Quite easy! I used 2 tripods. After aiming the camera I just pushed the button for the exposures. The other for the lights I turned the platform 90* and just strapped the lights in the corner. So changing lights the tripods weren't moved.
Don't let these close in beam shots fool you. The m*g458 has a quite intense hot spot that's large and round. When the distance is stretched out the m*g458 will out throw the m*g85. "Check out the 200yd beam shots" The m*g458 is illuminating the island well beyound the tower.
I'm using Titanium 2700s in the m*g85 and have done some resitance mods. It draws 3.2-3.3a. at the tail cap and it's quite bright. I have the bulb well centered and tightly focused for throwing.
PS: My camera may be adjusting the brightness some when shooting the m*g458.
Billy


----------



## LuxLuthor (Dec 6, 2009)

Billy Ram said:


> This camera doesn't allow a fixed exposure. It only allows adjustment and I have it set to the highest setting. The m*g85 is brighter than the picture represents.
> 
> Thanks for the excellent comparison shots. They show one reason why I gave up on the Mag 85 some years ago.
> I haven't given up on my m*g85. It's bright, has a long run time and is with me all the time.
> Billy



Ahh, very sorry then. I thought you had a manual time exosure setting. Very good work in that case! :thumbsup:


----------



## Dioni (Dec 6, 2009)

(Extracted records)
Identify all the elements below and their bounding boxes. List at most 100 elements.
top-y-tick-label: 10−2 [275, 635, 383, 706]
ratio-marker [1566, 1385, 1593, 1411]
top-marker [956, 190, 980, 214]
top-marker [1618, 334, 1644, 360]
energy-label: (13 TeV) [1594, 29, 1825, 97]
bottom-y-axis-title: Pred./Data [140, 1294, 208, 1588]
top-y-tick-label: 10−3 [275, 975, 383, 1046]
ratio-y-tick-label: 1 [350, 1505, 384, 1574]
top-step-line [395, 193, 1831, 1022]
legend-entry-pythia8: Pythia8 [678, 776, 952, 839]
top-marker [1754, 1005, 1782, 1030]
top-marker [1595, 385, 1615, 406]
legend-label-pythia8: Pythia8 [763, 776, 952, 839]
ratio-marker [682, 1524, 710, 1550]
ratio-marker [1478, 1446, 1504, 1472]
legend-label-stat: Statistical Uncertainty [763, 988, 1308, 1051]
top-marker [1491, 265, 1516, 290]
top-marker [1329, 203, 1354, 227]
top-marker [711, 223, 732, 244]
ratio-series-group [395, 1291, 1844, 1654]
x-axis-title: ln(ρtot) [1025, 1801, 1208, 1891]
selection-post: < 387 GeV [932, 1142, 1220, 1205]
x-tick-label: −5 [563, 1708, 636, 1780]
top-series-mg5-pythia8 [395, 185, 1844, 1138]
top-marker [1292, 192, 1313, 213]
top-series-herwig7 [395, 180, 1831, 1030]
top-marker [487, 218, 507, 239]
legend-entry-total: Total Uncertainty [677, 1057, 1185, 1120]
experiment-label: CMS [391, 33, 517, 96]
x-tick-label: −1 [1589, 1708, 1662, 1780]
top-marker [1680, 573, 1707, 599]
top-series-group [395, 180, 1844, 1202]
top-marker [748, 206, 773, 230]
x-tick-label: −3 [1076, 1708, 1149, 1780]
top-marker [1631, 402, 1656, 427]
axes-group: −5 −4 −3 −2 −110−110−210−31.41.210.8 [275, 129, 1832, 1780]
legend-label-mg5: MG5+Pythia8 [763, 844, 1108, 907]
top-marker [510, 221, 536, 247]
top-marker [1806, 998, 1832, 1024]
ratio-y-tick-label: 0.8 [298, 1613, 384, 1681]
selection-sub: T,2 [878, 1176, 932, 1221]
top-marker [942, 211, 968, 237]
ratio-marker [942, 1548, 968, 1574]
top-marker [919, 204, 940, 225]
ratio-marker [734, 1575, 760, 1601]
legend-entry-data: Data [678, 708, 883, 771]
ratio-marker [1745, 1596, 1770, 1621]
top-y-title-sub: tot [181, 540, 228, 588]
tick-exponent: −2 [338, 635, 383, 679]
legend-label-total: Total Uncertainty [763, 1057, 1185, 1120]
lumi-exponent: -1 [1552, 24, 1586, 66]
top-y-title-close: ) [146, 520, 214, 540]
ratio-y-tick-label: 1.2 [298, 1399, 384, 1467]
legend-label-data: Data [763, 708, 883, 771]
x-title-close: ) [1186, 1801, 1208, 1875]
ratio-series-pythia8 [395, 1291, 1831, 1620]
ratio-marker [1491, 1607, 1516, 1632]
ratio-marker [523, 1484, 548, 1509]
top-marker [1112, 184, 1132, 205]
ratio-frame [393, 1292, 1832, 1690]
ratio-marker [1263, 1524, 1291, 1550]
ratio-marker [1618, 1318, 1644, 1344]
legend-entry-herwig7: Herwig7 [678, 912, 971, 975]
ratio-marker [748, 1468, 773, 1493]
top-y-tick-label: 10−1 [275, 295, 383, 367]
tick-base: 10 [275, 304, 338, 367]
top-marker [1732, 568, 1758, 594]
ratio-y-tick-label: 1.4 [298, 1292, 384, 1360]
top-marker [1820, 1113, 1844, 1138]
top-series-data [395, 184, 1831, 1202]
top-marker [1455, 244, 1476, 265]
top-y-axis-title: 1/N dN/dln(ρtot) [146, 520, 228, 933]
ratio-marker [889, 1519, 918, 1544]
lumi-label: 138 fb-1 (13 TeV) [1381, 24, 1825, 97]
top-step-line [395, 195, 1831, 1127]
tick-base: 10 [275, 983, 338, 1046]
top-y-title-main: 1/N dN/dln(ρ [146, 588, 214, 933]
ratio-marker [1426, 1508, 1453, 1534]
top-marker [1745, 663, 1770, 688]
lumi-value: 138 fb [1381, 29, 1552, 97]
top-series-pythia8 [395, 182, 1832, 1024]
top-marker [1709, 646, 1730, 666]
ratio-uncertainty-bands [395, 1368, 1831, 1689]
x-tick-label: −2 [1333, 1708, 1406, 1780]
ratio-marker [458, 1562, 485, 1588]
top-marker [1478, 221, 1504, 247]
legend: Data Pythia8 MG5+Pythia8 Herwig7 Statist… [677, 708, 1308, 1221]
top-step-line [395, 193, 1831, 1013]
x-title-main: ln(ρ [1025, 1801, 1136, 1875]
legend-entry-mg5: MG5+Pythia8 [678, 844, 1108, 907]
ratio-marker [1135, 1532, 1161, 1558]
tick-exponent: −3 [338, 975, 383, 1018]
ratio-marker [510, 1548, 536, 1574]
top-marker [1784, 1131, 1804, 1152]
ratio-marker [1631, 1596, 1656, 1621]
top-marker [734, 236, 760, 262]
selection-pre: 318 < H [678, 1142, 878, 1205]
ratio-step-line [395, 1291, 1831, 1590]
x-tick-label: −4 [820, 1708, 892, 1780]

* [Set tasks]:
**a.** In the flashlight thread, which bulbs are being used in the m*g85?
**b.** In the flashlight thread, update the passage that begins at the words "Don't let these" and ends after "shooting the m*g458.", replacing "hot spot" with "center spot".
**c.** Give what follows in the flashlight thread, picking up after its final line.

* [Answers to the exercise]:
**a.** Titanium 2700s

**b.**
Don't let these close in beam shots fool you. The m*g458 has a quite intense center spot that's large and round. When the distance is stretched out the m*g458 will out throw the m*g85. "Check out the 200yd beam shots" The m*g458 is illuminating the island well beyound the tower.
I'm using Titanium 2700s in the m*g85 and have done some resitance mods. It draws 3.2-3.3a. at the tail cap and it's quite bright. I have the bulb well centered and tightly focused for throwing.
PS: My camera may be adjusting the brightness some when shooting the m*g458.

**c.**
GREAT beamshots now! 

You appear to be a determined person. 

Thanks Billy!


----------



## Dioni (Dec 17, 2009)

Hey Billy! 
We want to see more pics of these lights. Now however 'melting' snow! :devil:

Cheers,
Dioni


----------



## Billy Ram (Dec 18, 2009)

Dioni said:


> Hey Billy!
> We want to see more pics of these lights. Now however 'melting' snow! :devil:
> 
> Cheers,
> Dioni


 Well Dioni that would be fun doing beam shots in the snow but it never snows down here. "All most never" I live in the deep south and if we do get a flurry it doesn't stick very well. Up state in the foot hills are going to get some snow today. "About 120 mi. north of here" The last freek snow we had with any accumulation was back in feb.73. It was a record 14" that shut every thing down a few days. Had a blast on my Bultaco til all my gas was gone.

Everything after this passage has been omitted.